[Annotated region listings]
## START

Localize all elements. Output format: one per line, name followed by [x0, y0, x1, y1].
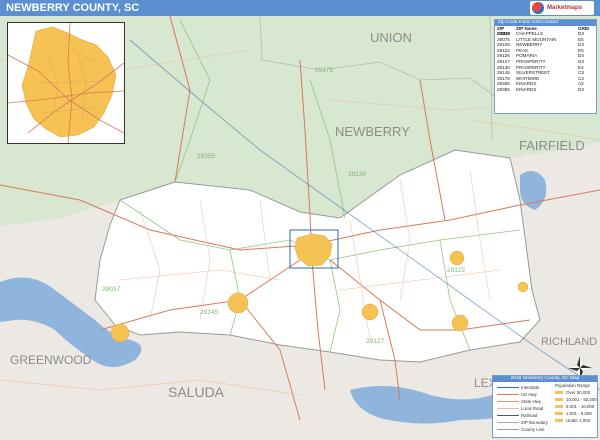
silverstreet-city-area[interactable] — [361, 303, 379, 321]
legend-range-1: Over 50,000 — [566, 390, 591, 395]
map-title-bar: NEWBERRY COUNTY, SC Marketmaps — [0, 0, 600, 16]
table-row: 29355 KINARDS D3 — [495, 87, 596, 93]
zip-label-29145: 29145 — [200, 309, 218, 316]
zip-label-29355: 29355 — [197, 153, 215, 160]
inset-map-svg — [7, 22, 125, 144]
county-label-union: UNION — [370, 30, 412, 45]
legend-swatch-range-4 — [555, 412, 563, 415]
legend-item-state-hwy: State Hwy — [521, 399, 542, 404]
legend-swatch-us-hwy — [497, 394, 519, 395]
pomaria-city-area[interactable] — [449, 250, 465, 266]
legend-swatch-interstate — [497, 387, 519, 388]
logo-icon — [532, 2, 544, 14]
legend-item-local-road: Local Road — [521, 406, 544, 411]
prosperity-city-area[interactable] — [227, 292, 249, 314]
county-label-newberry: NEWBERRY — [335, 124, 410, 139]
map-legend: 2016 Newberry County, SC Map Population … — [492, 375, 598, 438]
legend-range-5: Under 1,000 — [566, 418, 591, 423]
legend-swatch-range-3 — [555, 405, 563, 408]
legend-item-us-hwy: US Hwy — [521, 392, 537, 397]
legend-swatch-range-5 — [555, 419, 563, 422]
legend-range-4: 1,001 - 5,000 — [566, 411, 592, 416]
map-title: NEWBERRY COUNTY, SC — [6, 2, 140, 14]
county-label-greenwood: GREENWOOD — [10, 353, 92, 367]
little-mountain-city-area[interactable] — [451, 314, 469, 332]
chappells-city-area[interactable] — [110, 323, 130, 343]
zip-name: KINARDS — [516, 86, 537, 92]
newberry-city-inset-map[interactable] — [7, 22, 125, 144]
brand-logo[interactable]: Marketmaps — [530, 1, 594, 15]
legend-body: Population Range Interstate US Hwy State… — [493, 382, 597, 438]
zip-code-index-table: Zip Code Index Grid Locator ZIP CODE ZIP… — [494, 19, 597, 114]
zip-label-29178: 29178 — [315, 67, 333, 74]
zip-grid: D3 — [578, 86, 584, 92]
logo-text: Marketmaps — [547, 5, 583, 11]
county-label-fairfield: FAIRFIELD — [519, 138, 585, 153]
zip-label-29037: 29037 — [102, 286, 120, 293]
peak-city-area[interactable] — [517, 281, 529, 293]
legend-range-2: 10,001 - 50,000 — [566, 397, 597, 402]
legend-swatch-zip-boundary — [497, 422, 519, 423]
county-label-richland: RICHLAND — [541, 336, 597, 348]
legend-swatch-state-hwy — [497, 401, 519, 402]
legend-swatch-local-road — [497, 408, 519, 409]
zip-label-29130: 29130 — [348, 171, 366, 178]
legend-item-zip-boundary: ZIP Boundary — [521, 420, 548, 425]
legend-range-3: 5,001 - 10,000 — [566, 404, 595, 409]
legend-swatch-railroad — [497, 415, 519, 416]
legend-subtitle: Population Range — [555, 383, 590, 388]
legend-swatch-range-2 — [555, 398, 563, 401]
zip-label-29127: 29127 — [366, 338, 384, 345]
county-label-saluda: SALUDA — [168, 384, 225, 400]
legend-item-railroad: Railroad — [521, 413, 538, 418]
zip-code: 29355 — [497, 86, 510, 92]
legend-item-county-line: County Line — [521, 427, 545, 432]
legend-swatch-range-1 — [555, 391, 563, 394]
legend-swatch-county-line — [497, 429, 519, 430]
legend-item-interstate: Interstate — [521, 385, 540, 390]
zip-label-29122: 29122 — [447, 267, 465, 274]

## END

DIRECTIONS FOR THIS TASK
Retype all of the entries above character for character, leaving out the pictures.

WRITTEN SOLUTION
Localize all elements. Output format: one per line, name followed by [x0, y0, x1, y1].
silverstreet-city-area[interactable] — [361, 303, 379, 321]
legend-range-1: Over 50,000 — [566, 390, 591, 395]
map-title-bar: NEWBERRY COUNTY, SC Marketmaps — [0, 0, 600, 16]
table-row: 29355 KINARDS D3 — [495, 87, 596, 93]
zip-label-29145: 29145 — [200, 309, 218, 316]
zip-label-29355: 29355 — [197, 153, 215, 160]
inset-map-svg — [7, 22, 125, 144]
county-label-union: UNION — [370, 30, 412, 45]
legend-swatch-range-4 — [555, 412, 563, 415]
legend-item-state-hwy: State Hwy — [521, 399, 542, 404]
legend-swatch-us-hwy — [497, 394, 519, 395]
pomaria-city-area[interactable] — [449, 250, 465, 266]
legend-swatch-interstate — [497, 387, 519, 388]
logo-icon — [532, 2, 544, 14]
legend-item-local-road: Local Road — [521, 406, 544, 411]
prosperity-city-area[interactable] — [227, 292, 249, 314]
county-label-newberry: NEWBERRY — [335, 124, 410, 139]
map-legend: 2016 Newberry County, SC Map Population … — [492, 375, 598, 438]
legend-range-5: Under 1,000 — [566, 418, 591, 423]
legend-swatch-range-3 — [555, 405, 563, 408]
legend-item-us-hwy: US Hwy — [521, 392, 537, 397]
legend-swatch-range-5 — [555, 419, 563, 422]
legend-range-4: 1,001 - 5,000 — [566, 411, 592, 416]
map-title: NEWBERRY COUNTY, SC — [6, 2, 140, 14]
county-label-greenwood: GREENWOOD — [10, 353, 92, 367]
little-mountain-city-area[interactable] — [451, 314, 469, 332]
chappells-city-area[interactable] — [110, 323, 130, 343]
zip-name: KINARDS — [516, 86, 537, 92]
newberry-city-inset-map[interactable] — [7, 22, 125, 144]
brand-logo[interactable]: Marketmaps — [530, 1, 594, 15]
legend-body: Population Range Interstate US Hwy State… — [493, 382, 597, 438]
zip-code-index-table: Zip Code Index Grid Locator ZIP CODE ZIP… — [494, 19, 597, 114]
zip-label-29178: 29178 — [315, 67, 333, 74]
zip-grid: D3 — [578, 86, 584, 92]
logo-text: Marketmaps — [547, 5, 583, 11]
county-label-fairfield: FAIRFIELD — [519, 138, 585, 153]
zip-label-29037: 29037 — [102, 286, 120, 293]
peak-city-area[interactable] — [517, 281, 529, 293]
legend-range-2: 10,001 - 50,000 — [566, 397, 597, 402]
legend-swatch-zip-boundary — [497, 422, 519, 423]
county-label-richland: RICHLAND — [541, 336, 597, 348]
legend-swatch-state-hwy — [497, 401, 519, 402]
legend-swatch-local-road — [497, 408, 519, 409]
zip-label-29130: 29130 — [348, 171, 366, 178]
legend-item-zip-boundary: ZIP Boundary — [521, 420, 548, 425]
legend-range-3: 5,001 - 10,000 — [566, 404, 595, 409]
legend-swatch-railroad — [497, 415, 519, 416]
legend-subtitle: Population Range — [555, 383, 590, 388]
legend-swatch-range-2 — [555, 398, 563, 401]
zip-label-29127: 29127 — [366, 338, 384, 345]
county-label-saluda: SALUDA — [168, 384, 225, 400]
legend-item-railroad: Railroad — [521, 413, 538, 418]
zip-code: 29355 — [497, 86, 510, 92]
legend-item-county-line: County Line — [521, 427, 545, 432]
legend-swatch-range-1 — [555, 391, 563, 394]
legend-swatch-county-line — [497, 429, 519, 430]
legend-item-interstate: Interstate — [521, 385, 540, 390]
zip-label-29122: 29122 — [447, 267, 465, 274]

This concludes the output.